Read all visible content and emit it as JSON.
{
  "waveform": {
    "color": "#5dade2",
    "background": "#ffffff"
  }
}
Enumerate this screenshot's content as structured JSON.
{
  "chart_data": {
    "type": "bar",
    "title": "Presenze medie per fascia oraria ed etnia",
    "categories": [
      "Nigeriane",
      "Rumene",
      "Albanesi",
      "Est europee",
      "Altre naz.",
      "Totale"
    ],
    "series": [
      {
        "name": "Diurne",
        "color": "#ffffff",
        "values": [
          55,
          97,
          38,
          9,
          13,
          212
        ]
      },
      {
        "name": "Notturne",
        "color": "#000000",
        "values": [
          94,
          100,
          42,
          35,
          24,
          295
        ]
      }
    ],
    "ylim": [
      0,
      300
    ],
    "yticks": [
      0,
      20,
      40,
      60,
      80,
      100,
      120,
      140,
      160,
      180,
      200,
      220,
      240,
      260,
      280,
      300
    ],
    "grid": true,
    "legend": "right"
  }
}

###

** What to produce **
Produce an exact copy of the whole listing.

** Exercise result **
Read all visible content and emit it as JSON.
{
  "waveform": {
    "color": "#5dade2",
    "background": "#ffffff"
  }
}
Enumerate this screenshot's content as structured JSON.
{
  "chart_data": {
    "type": "bar",
    "title": "Presenze medie per fascia oraria ed etnia",
    "categories": [
      "Nigeriane",
      "Rumene",
      "Albanesi",
      "Est europee",
      "Altre naz.",
      "Totale"
    ],
    "series": [
      {
        "name": "Diurne",
        "color": "#ffffff",
        "values": [
          55,
          97,
          38,
          9,
          13,
          212
        ]
      },
      {
        "name": "Notturne",
        "color": "#000000",
        "values": [
          94,
          100,
          42,
          35,
          24,
          295
        ]
      }
    ],
    "ylim": [
      0,
      300
    ],
    "yticks": [
      0,
      20,
      40,
      60,
      80,
      100,
      120,
      140,
      160,
      180,
      200,
      220,
      240,
      260,
      280,
      300
    ],
    "grid": true,
    "legend": "right"
  }
}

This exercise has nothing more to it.